--- start Data for the task ---

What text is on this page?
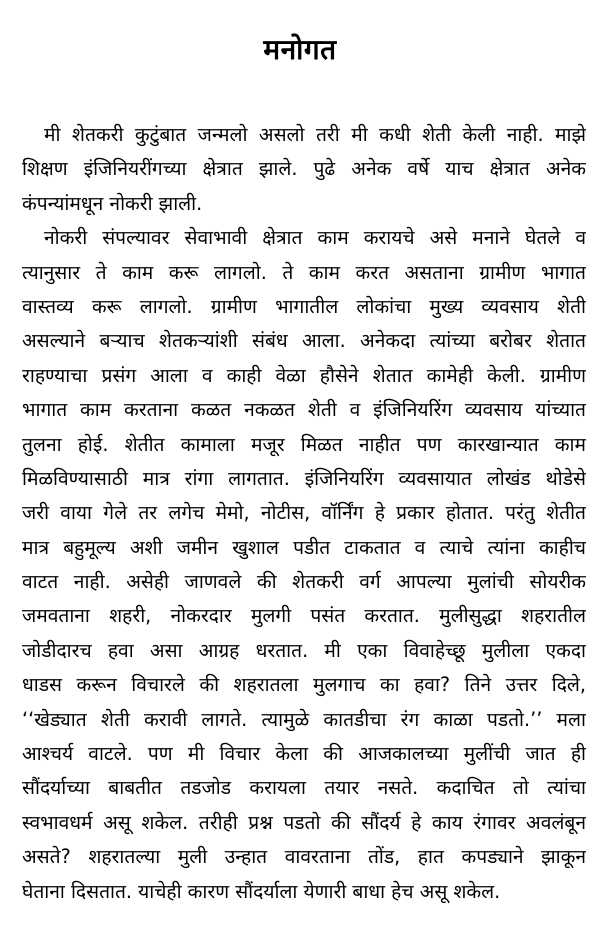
मनोगत
मी शेतकरी कुटुंबात जन्मलो असलो तरी मी कधी शेती केली नाही. माझे
शिक्षण इंजिनियरींगच्या क्षेत्रात झाले. पुढे अनेक वर्षे याच क्षेत्रात अनेक
कंपन्यांमधून नोकरी झाली.
नोकरी संपल्यावर सेवाभावी क्षेत्रात काम करायचे असे मनाने घेतले व
त्यानुसार ते काम करू लागलो. ते काम करत असताना ग्रामीण भागात
वास्तव्य करू लागलो. ग्रामीण भागातील लोकांचा मुख्य व्यवसाय शेती
असल्याने बऱ्याच शेतकऱ्यांशी संबंध आला. अनेकदा त्यांच्या बरोबर शेतात
राहण्याचा प्रसंग आला व काही वेळा हौसेने शेतात कामेही केली. ग्रामीण
भागात काम करताना कळत नकळत शेती व इंजिनियरिंग व्यवसाय यांच्यात
तुलना होई. शेतीत कामाला मजूर मिळत नाहीत पण कारखान्यात काम
मिळविण्यासाठी मात्र रांगा लागतात. इंजिनियरिंग व्यवसायात लोखंड थोडेसे
जरी वाया गेले तर लगेच मेमो, नोटीस, वॉर्निंग हे प्रकार होतात. परंतु शेतीत
मात्र बहुमूल्य अशी जमीन खुशाल पडीत टाकतात व त्याचे त्यांना काहीच
वाटत नाही. असेही जाणवले की शेतकरी वर्ग आपल्या मुलांची सोयरीक
जमवताना शहरी, नोकरदार मुलगी पसंत करतात. मुलीसुद्धा शहरातील
जोडीदारच हवा असा आग्रह धरतात. मी एका विवाहेच्छू मुलीला एकदा
धाडस करून विचारले की शहरातला मुलगाच का हवा? तिने उत्तर दिले,
‘‘खेड्यात शेती करावी लागते. त्यामुळे कातडीचा रंग काळा पडतो.’’ मला
आश्चर्य वाटले. पण मी विचार केला की आजकालच्या मुलींची जात ही
सौंदर्याच्या बाबतीत तडजोड करायला तयार नसते. कदाचित तो त्यांचा
स्वभावधर्म असू शकेल. तरीही प्रश्न पडतो की सौंदर्य हे काय रंगावर अवलंबून
असते? शहरातल्या मुली उन्हात वावरताना तोंड, हात कपड्याने झाकून
घेताना दिसतात. याचेही कारण सौंदर्याला येणारी बाधा हेच असू शकेल.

--- end Data for the task ---

**Stated exercise**
Exclude every picture and copy the remaining data exactly.

**Reply**
What text is on this page?
मनोगत
मी शेतकरी कुटुंबात जन्मलो असलो तरी मी कधी शेती केली नाही. माझे
शिक्षण इंजिनियरींगच्या क्षेत्रात झाले. पुढे अनेक वर्षे याच क्षेत्रात अनेक
कंपन्यांमधून नोकरी झाली.
नोकरी संपल्यावर सेवाभावी क्षेत्रात काम करायचे असे मनाने घेतले व
त्यानुसार ते काम करू लागलो. ते काम करत असताना ग्रामीण भागात
वास्तव्य करू लागलो. ग्रामीण भागातील लोकांचा मुख्य व्यवसाय शेती
असल्याने बऱ्याच शेतकऱ्यांशी संबंध आला. अनेकदा त्यांच्या बरोबर शेतात
राहण्याचा प्रसंग आला व काही वेळा हौसेने शेतात कामेही केली. ग्रामीण
भागात काम करताना कळत नकळत शेती व इंजिनियरिंग व्यवसाय यांच्यात
तुलना होई. शेतीत कामाला मजूर मिळत नाहीत पण कारखान्यात काम
मिळविण्यासाठी मात्र रांगा लागतात. इंजिनियरिंग व्यवसायात लोखंड थोडेसे
जरी वाया गेले तर लगेच मेमो, नोटीस, वॉर्निंग हे प्रकार होतात. परंतु शेतीत
मात्र बहुमूल्य अशी जमीन खुशाल पडीत टाकतात व त्याचे त्यांना काहीच
वाटत नाही. असेही जाणवले की शेतकरी वर्ग आपल्या मुलांची सोयरीक
जमवताना शहरी, नोकरदार मुलगी पसंत करतात. मुलीसुद्धा शहरातील
जोडीदारच हवा असा आग्रह धरतात. मी एका विवाहेच्छू मुलीला एकदा
धाडस करून विचारले की शहरातला मुलगाच का हवा? तिने उत्तर दिले,
‘‘खेड्यात शेती करावी लागते. त्यामुळे कातडीचा रंग काळा पडतो.’’ मला
आश्चर्य वाटले. पण मी विचार केला की आजकालच्या मुलींची जात ही
सौंदर्याच्या बाबतीत तडजोड करायला तयार नसते. कदाचित तो त्यांचा
स्वभावधर्म असू शकेल. तरीही प्रश्न पडतो की सौंदर्य हे काय रंगावर अवलंबून
असते? शहरातल्या मुली उन्हात वावरताना तोंड, हात कपड्याने झाकून
घेताना दिसतात. याचेही कारण सौंदर्याला येणारी बाधा हेच असू शकेल.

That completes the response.